**引用文**

══════════

顧客ロイヤルティとは、顧客が企業やブランドに対して持つ愛着や信頼度のことを指します。ロイヤルティが高い顧客は、ほかの選択肢があってもその企業やブランドを選び、積極的に周囲の人に勧める傾向があります。

企業側から先に顧客へ価値を提供し、満足度が高まると顧客ロイヤルティが向上します。その結果、競争の激しい市場環境でも収益が安定しやすくなるのがメリットです。
 

顧客ロイヤルティを構成する2つの要素

顧客ロイヤルティは、大きく次の2つに分けることができます。

  • 心理面ロイヤルティ:企業・ブランド・商品に対して抱く「愛着・親しみ・信用」などの感情
  • 行動面ロイヤルティ:企業の商品を繰り返し購入したり、他人に勧めたりする行動

顧客の購買行動は、心理面ロイヤルティと行動面ロイヤルティの程度によって、さらに4つのセグメントに分けられます。

顧客ロイヤルティを構成する2つの要素

【セグメントごとのアプローチ方法】

  1. 心理面ロイヤルティ(高) × 行動面ロイヤルティ(高) 顧客との接点を増やす、特別なオファーを提示する
  2. 心理面ロイヤルティ(高) × 行動面ロイヤルティ(低) 購買意欲を高めるため、セールや割引などの施策を行う
  3. 心理面ロイヤルティ(低) × 行動面ロイヤルティ(高) 競合と差異化をはかり、心理面ロイヤルティを高める
  4. 心理面ロイヤルティ(低) × 行動面ロイヤルティ(低) 行動面・心理面ロイヤルティの双方を高めるために、購買意欲が高まるキャンペーンの実施や企業理念に共感してもらうための施策を行う

顧客ロイヤルティを高めるには、顧客がどのセグメントにいるのかを把握する必要があります。そのうえで、セグメントごとに有効な対策を考えましょう。

══════════

**保存データ**
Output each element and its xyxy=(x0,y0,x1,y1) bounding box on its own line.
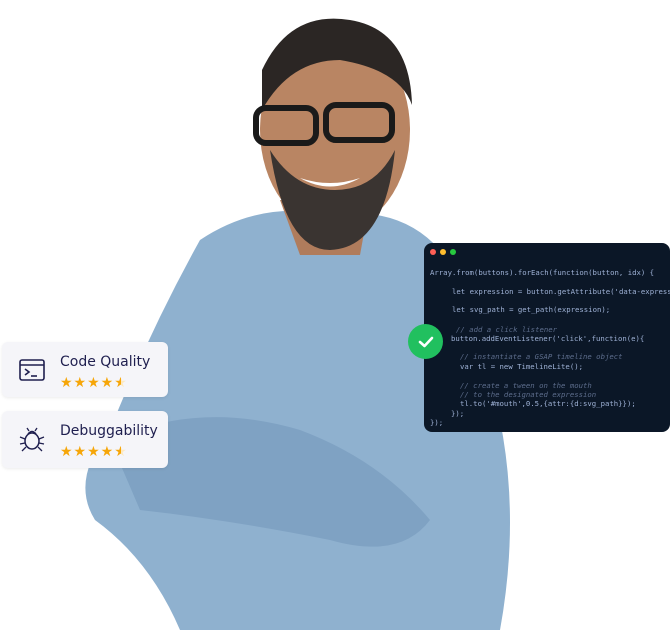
checkmark-icon xyxy=(418,336,433,347)
card-title: Debuggability xyxy=(60,423,158,439)
code-line: let svg_path = get_path(expression); xyxy=(452,305,611,314)
bug-icon xyxy=(19,427,45,452)
maximize-dot xyxy=(450,249,456,255)
code-window: Array.from(buttons).forEach(function(but… xyxy=(424,243,670,432)
code-line: Array.from(buttons).forEach(function(but… xyxy=(430,268,655,277)
star-rating: ★★★★★ xyxy=(60,443,128,459)
card-title: Code Quality xyxy=(60,354,151,370)
debuggability-card: Debuggability ★★★★★ xyxy=(2,411,168,468)
code-line: let expression = button.getAttribute('da… xyxy=(452,287,670,296)
code-comment: // to the designated expression xyxy=(460,390,597,399)
code-line: }); xyxy=(451,409,465,418)
minimize-dot xyxy=(440,249,446,255)
code-line: button.addEventListener('click',function… xyxy=(451,334,645,343)
code-quality-card: Code Quality ★★★★★ xyxy=(2,342,168,397)
terminal-icon xyxy=(19,359,45,381)
check-badge xyxy=(408,324,443,359)
star-rating: ★★★★★ xyxy=(60,374,128,390)
close-dot xyxy=(430,249,436,255)
code-line: var tl = new TimelineLite(); xyxy=(460,362,584,371)
code-comment: // add a click listener xyxy=(456,325,558,334)
window-controls xyxy=(430,249,456,255)
code-line: }); xyxy=(430,418,444,427)
code-comment: // instantiate a GSAP timeline object xyxy=(460,352,623,361)
code-line: tl.to('#mouth',0.5,{attr:{d:svg_path}}); xyxy=(460,399,636,408)
code-comment: // create a tween on the mouth xyxy=(460,381,592,390)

══════════

**作業の指示**
1. 顧客ロイヤルティについての引用文によると、顧客ロイヤルティは大きく何と何の2つに分けられますか。
2. 顧客ロイヤルティについての引用文の続きを書き足してください。

**タスクごとの回答**
1. 心理面ロイヤルティと行動面ロイヤルティの2つです。

2.
 

顧客ロイヤルティと顧客満足度の違い

顧客ロイヤルティと似た概念に、顧客満足度(CS)があります。顧客ロイヤルティは、商品やブランドに対する「愛着」の度合を表す指標です。対して顧客満足度は、商品やブランドに対する「満足度」を表します。

顧客満足度を把握するには、アンケートやモニター、聞き込み調査などの方法があります。
 

顧客ロイヤルティが重要視される背景

ここでは、顧客ロイヤルティが重要視されるようになった背景を解説します。
 

競争の激化

現代は、独自性の高い商品やサービスを開発しても、他社がすぐに参入してきます。また、成熟した市場では、商品やサービスのスペックによる差異化が難しく、価格競争になることもあるでしょう。

顧客ロイヤルティの向上は、いわゆる「指名買い」につながるため、スペックや価格による競争の回避につながります。また、ライバルとなるブランドが登場しても、顧客が流れづらくなるというメリットも享受できます。
 

新規顧客創出のコスト増加

新規顧客の創出と平行して、既存顧客のロイヤルティを高める取り組みを行うことで、中長期的に収益が安定しやすくなります。

また、フレデリック・F・ライクヘルドが提唱する「1:5の法則」が示すように、新規顧客への販売は、既存顧客に販売した場合に比べて約5倍のコストがかかるとされています。「解約率を5%改善すれば利益は25%改善する」といわれることもあるように、既存顧客への取り組みを強化することは利益の向上にもつながります。

既存顧客に選ばれ続けるブランドになることで、新規顧客の創出にかかるコストを削減することが可能です。それによって、さらに収益が安定するでしょう。
 

顧客ロイヤルティを向上させるメリット

顧客ロイヤルティを向上させると、次のようなメリットがあります。

  • リピート率の向上
  • 解約率の低下
  • 口コミによる新規顧客の創出
  • 顧客単価の上昇
  • 新サービスの効果的なプロモーション

ひとつずつ見ていきましょう。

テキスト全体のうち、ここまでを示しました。